◆ Goal of the exercise: Return a copy of every line in the records that includes the word "عنها".

************

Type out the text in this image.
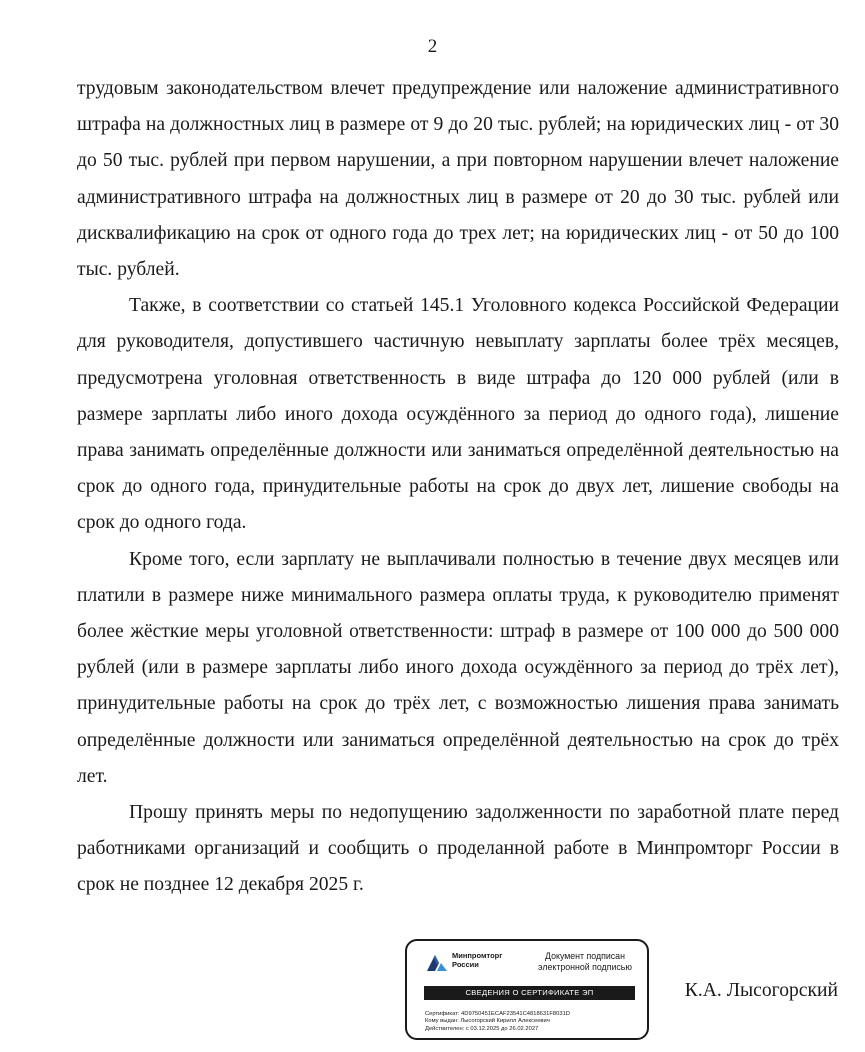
2

трудовым законодательством влечет предупреждение или наложение административного штрафа на должностных лиц в размере от 9 до 20 тыс. рублей; на юридических лиц - от 30 до 50 тыс. рублей при первом нарушении, а при повторном нарушении влечет наложение административного штрафа на должностных лиц в размере от 20 до 30 тыс. рублей или дисквалификацию на срок от одного года до трех лет; на юридических лиц - от 50 до 100 тыс. рублей.

Также, в соответствии со статьей 145.1 Уголовного кодекса Российской Федерации для руководителя, допустившего частичную невыплату зарплаты более трёх месяцев, предусмотрена уголовная ответственность в виде штрафа до 120 000 рублей (или в размере зарплаты либо иного дохода осуждённого за период до одного года), лишение права занимать определённые должности или заниматься определённой деятельностью на срок до одного года, принудительные работы на срок до двух лет, лишение свободы на срок до одного года.

Кроме того, если зарплату не выплачивали полностью в течение двух месяцев или платили в размере ниже минимального размера оплаты труда, к руководителю применят более жёсткие меры уголовной ответственности: штраф в размере от 100 000 до 500 000 рублей (или в размере зарплаты либо иного дохода осуждённого за период до трёх лет), принудительные работы на срок до трёх лет, с возможностью лишения права занимать определённые должности или заниматься определённой деятельностью на срок до трёх лет.

Прошу принять меры по недопущению задолженности по заработной плате перед работниками организаций и сообщить о проделанной работе в Минпромторг России в срок не позднее 12 декабря 2025 г.

Минпромторг
России
Документ подписан
электронной подписью
СВЕДЕНИЯ О СЕРТИФИКАТЕ ЭП
Сертификат: 4D9750451ECAF23541C4818631F8031D
Кому выдан: Лысогорский Кирилл Алексеевич
Действителен: с 03.12.2025 до 26.02.2027
К.А. Лысогорский
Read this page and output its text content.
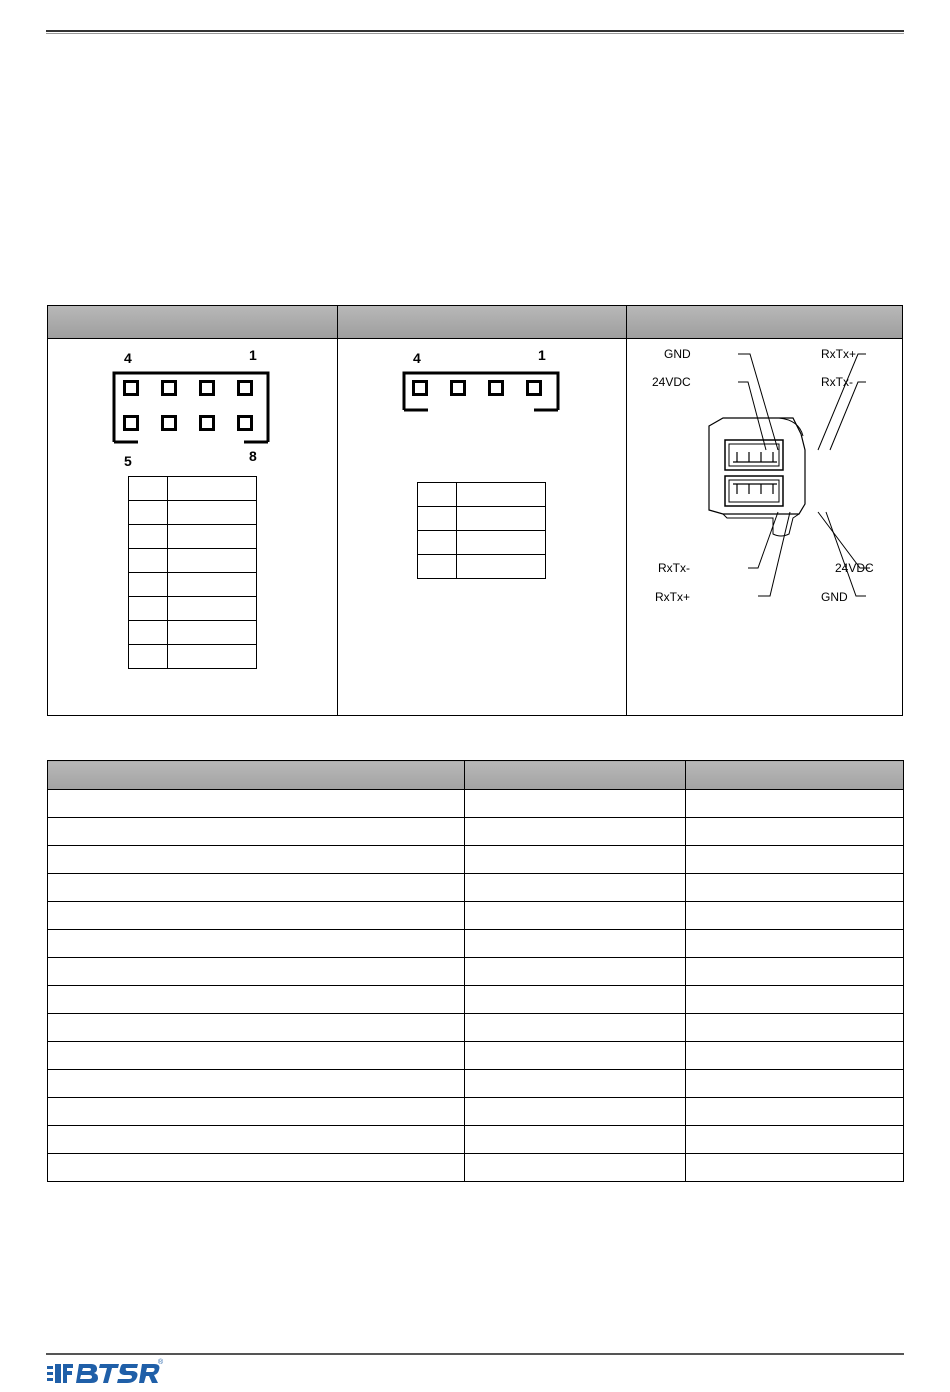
4	1
5	8

4	1

		GND
24VDC
RxTx+
RxTx-
RxTx-
RxTx+
24VDC
GND

®
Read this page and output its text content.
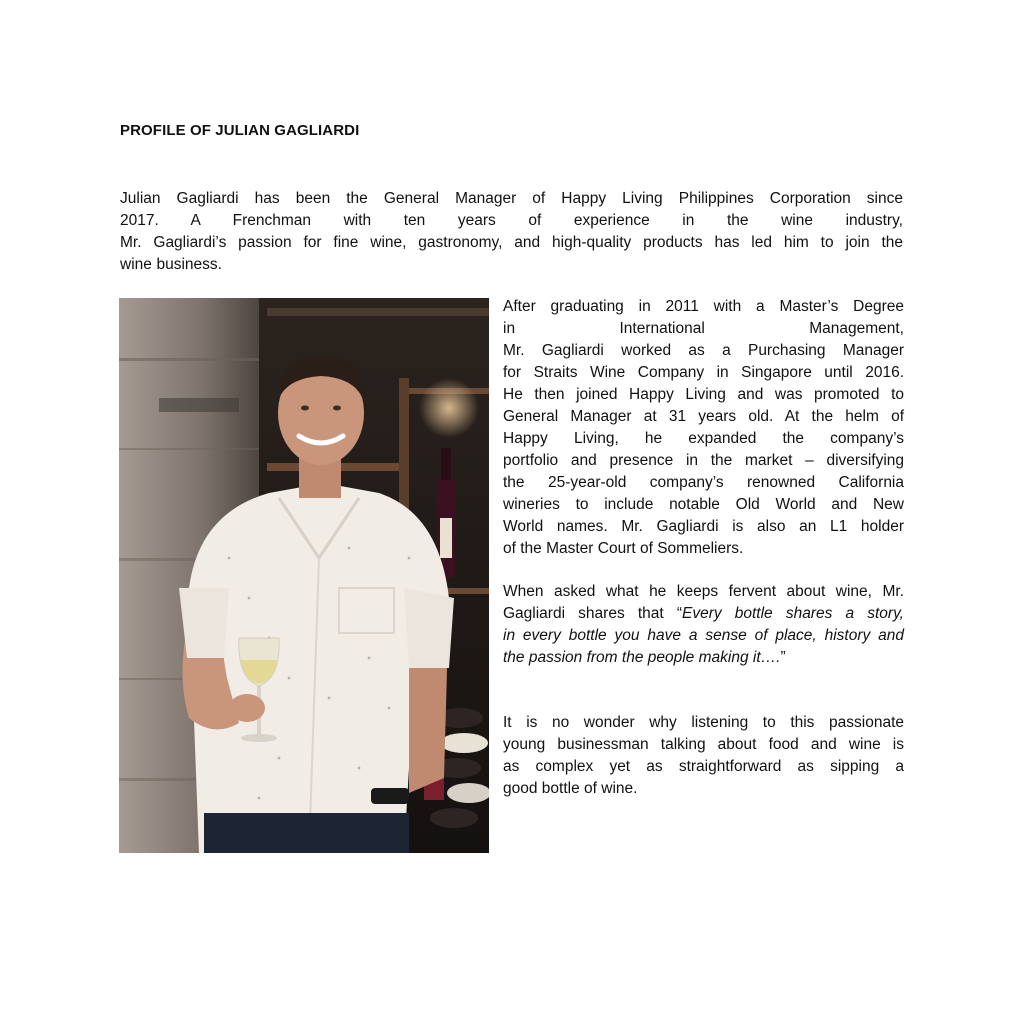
PROFILE OF JULIAN GAGLIARDI
Julian Gagliardi has been the General Manager of Happy Living Philippines Corporation since
2017. A Frenchman with ten years of experience in the wine industry,
Mr. Gagliardi’s passion for fine wine, gastronomy, and high-quality products has led him to join the
wine business.
After graduating in 2011 with a Master’s Degree
in International Management,
Mr. Gagliardi worked as a Purchasing Manager
for Straits Wine Company in Singapore until 2016.
He then joined Happy Living and was promoted to
General Manager at 31 years old. At the helm of
Happy Living, he expanded the company’s
portfolio and presence in the market – diversifying
the 25-year-old company’s renowned California
wineries to include notable Old World and New
World names. Mr. Gagliardi is also an L1 holder
of the Master Court of Sommeliers.
When asked what he keeps fervent about wine, Mr.
Gagliardi shares that “Every bottle shares a story,
in every bottle you have a sense of place, history and
the passion from the people making it….”
It is no wonder why listening to this passionate
young businessman talking about food and wine is
as complex yet as straightforward as sipping a
good bottle of wine.
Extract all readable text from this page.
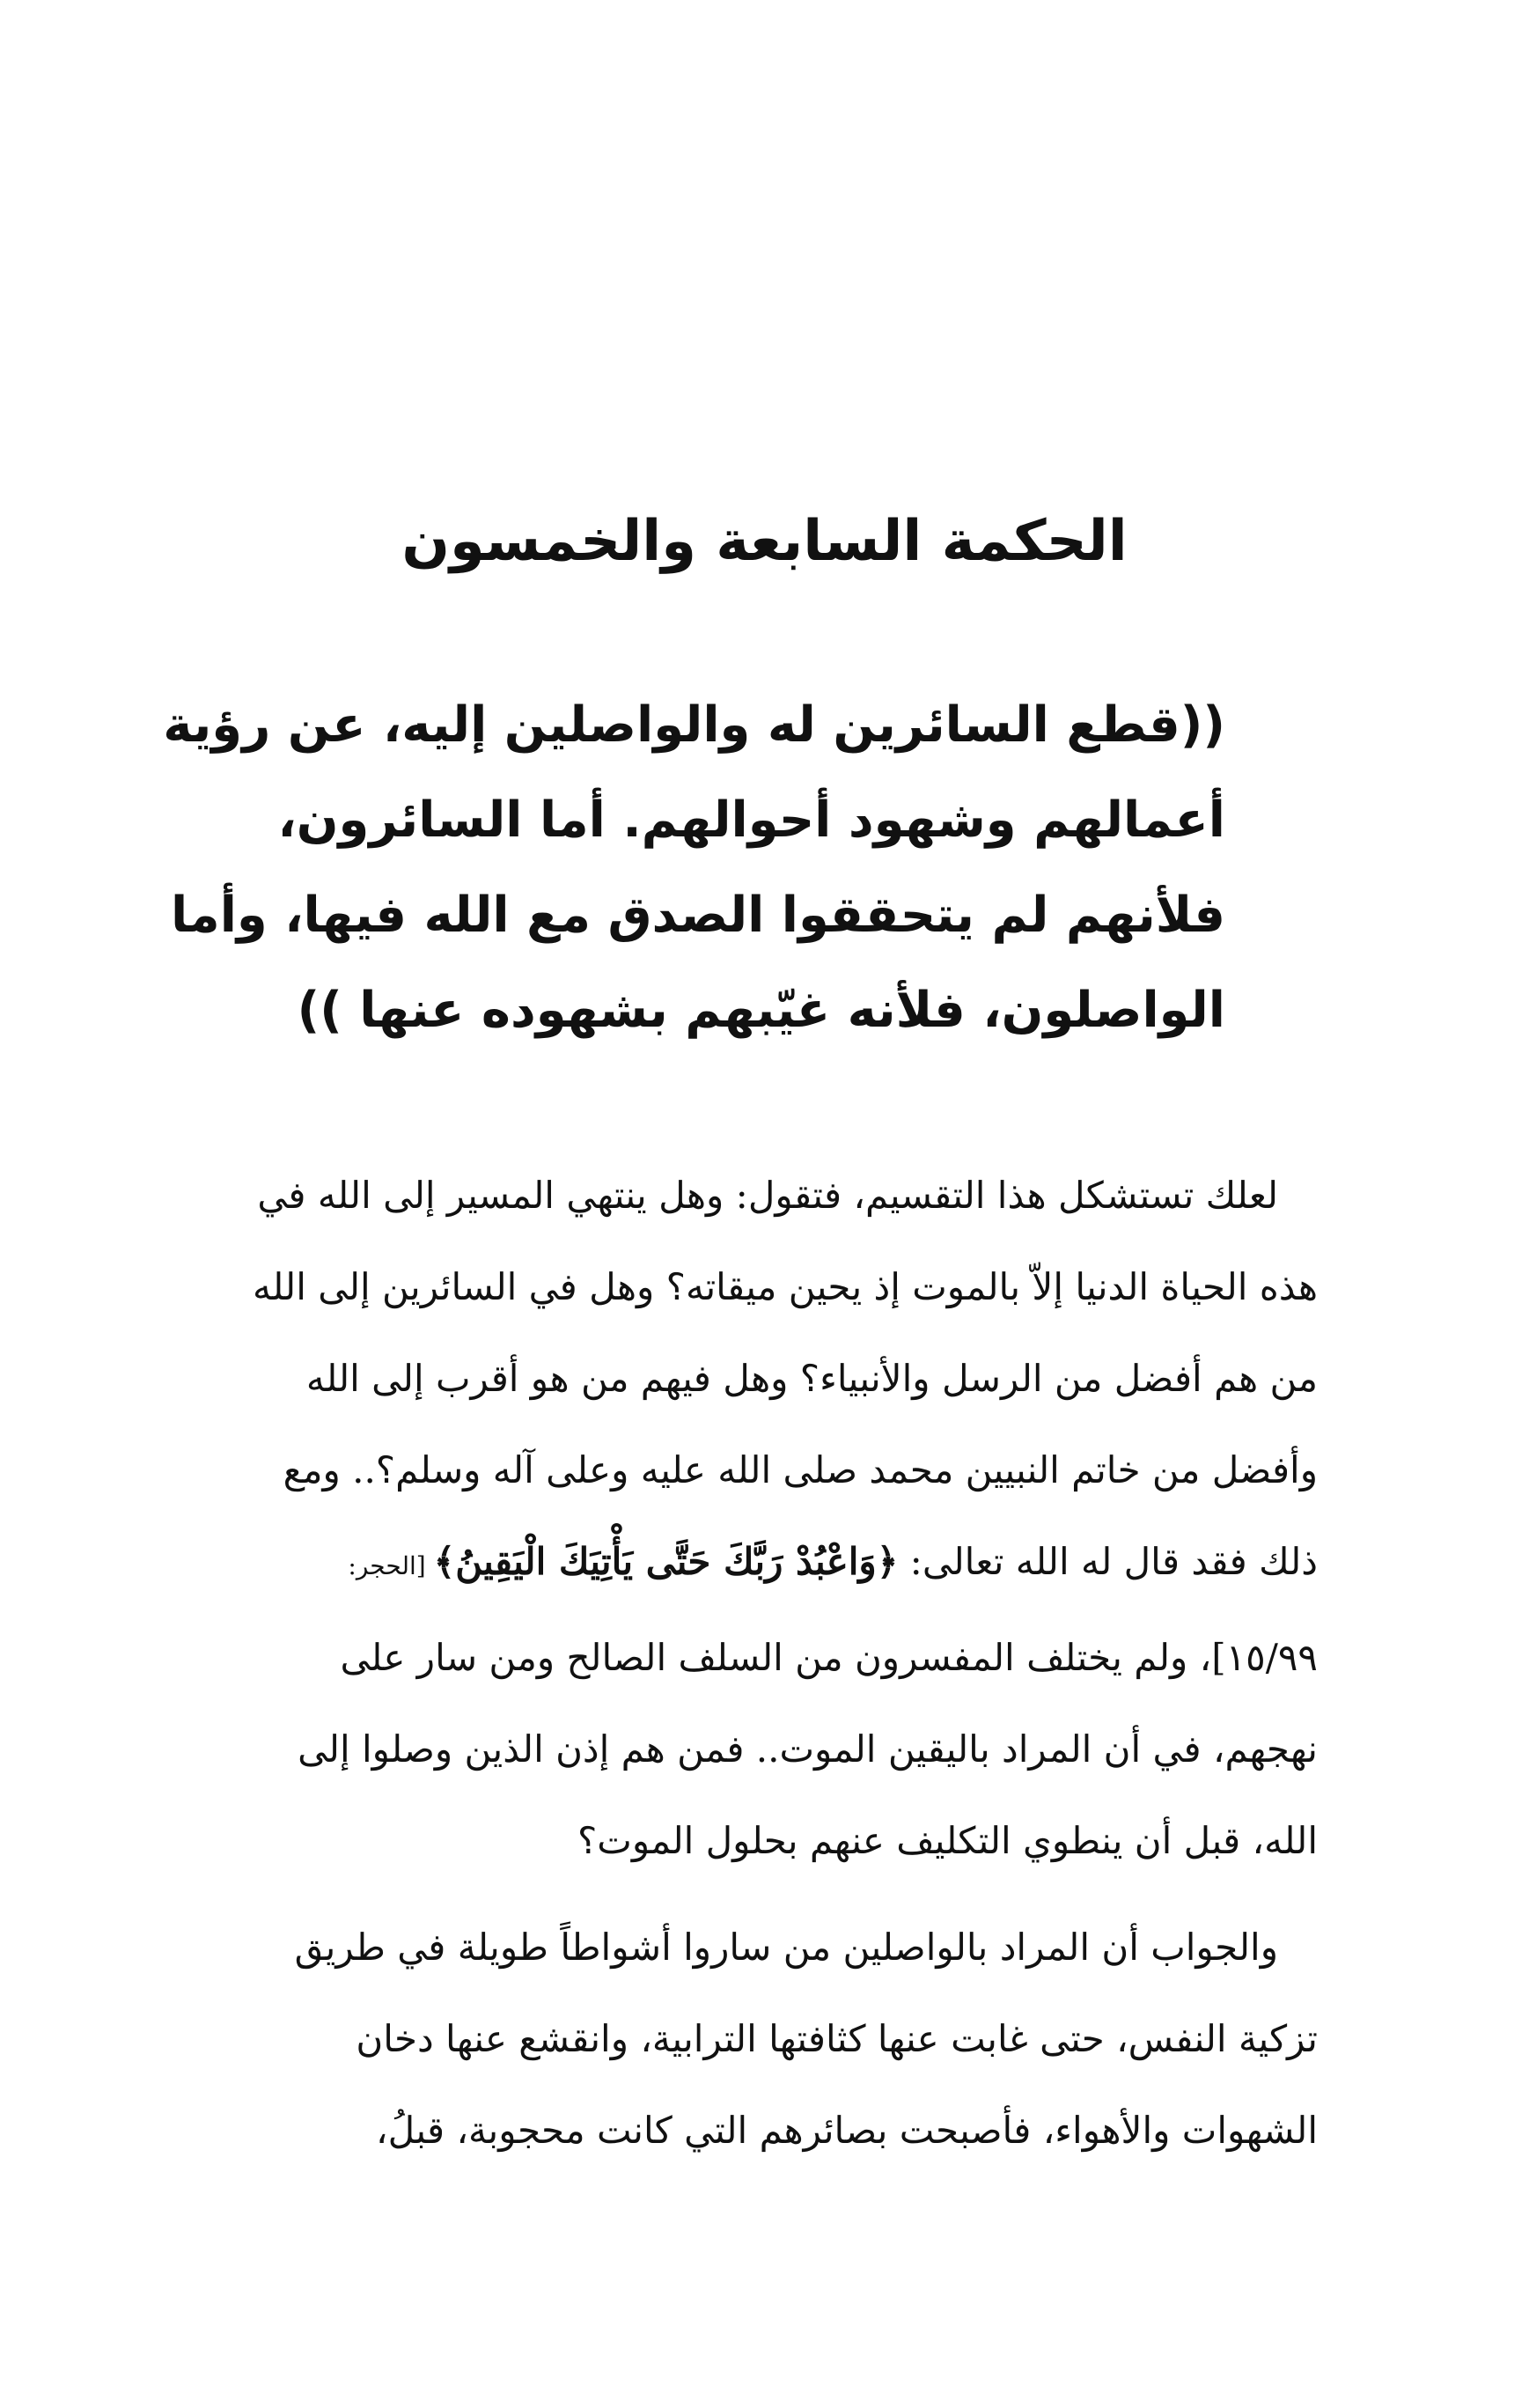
الحكمة السابعة والخمسون
((قطع السائرين له والواصلين إليه، عن رؤية
أعمالهم وشهود أحوالهم. أما السائرون،
فلأنهم لم يتحققوا الصدق مع الله فيها، وأما
الواصلون، فلأنه غيّبهم بشهوده عنها ))
لعلك تستشكل هذا التقسيم، فتقول: وهل ينتهي المسير إلى الله في
هذه الحياة الدنيا إلاّ بالموت إذ يحين ميقاته؟ وهل في السائرين إلى الله
من هم أفضل من الرسل والأنبياء؟ وهل فيهم من هو أقرب إلى الله
وأفضل من خاتم النبيين محمد صلى الله عليه وعلى آله وسلم؟.. ومع
ذلك فقد قال له الله تعالى: ﴿وَاعْبُدْ رَبَّكَ حَتَّى يَأْتِيَكَ الْيَقِينُ﴾ [الحجر:
١٥/٩٩]، ولم يختلف المفسرون من السلف الصالح ومن سار على
نهجهم، في أن المراد باليقين الموت.. فمن هم إذن الذين وصلوا إلى
الله، قبل أن ينطوي التكليف عنهم بحلول الموت؟
والجواب أن المراد بالواصلين من ساروا أشواطاً طويلة في طريق
تزكية النفس، حتى غابت عنها كثافتها الترابية، وانقشع عنها دخان
الشهوات والأهواء، فأصبحت بصائرهم التي كانت محجوبة، قبلُ،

************

◆ Reply:
الواصلون، فلأنه غيّبهم بشهوده عنها ))
تزكية النفس، حتى غابت عنها كثافتها الترابية، وانقشع عنها دخان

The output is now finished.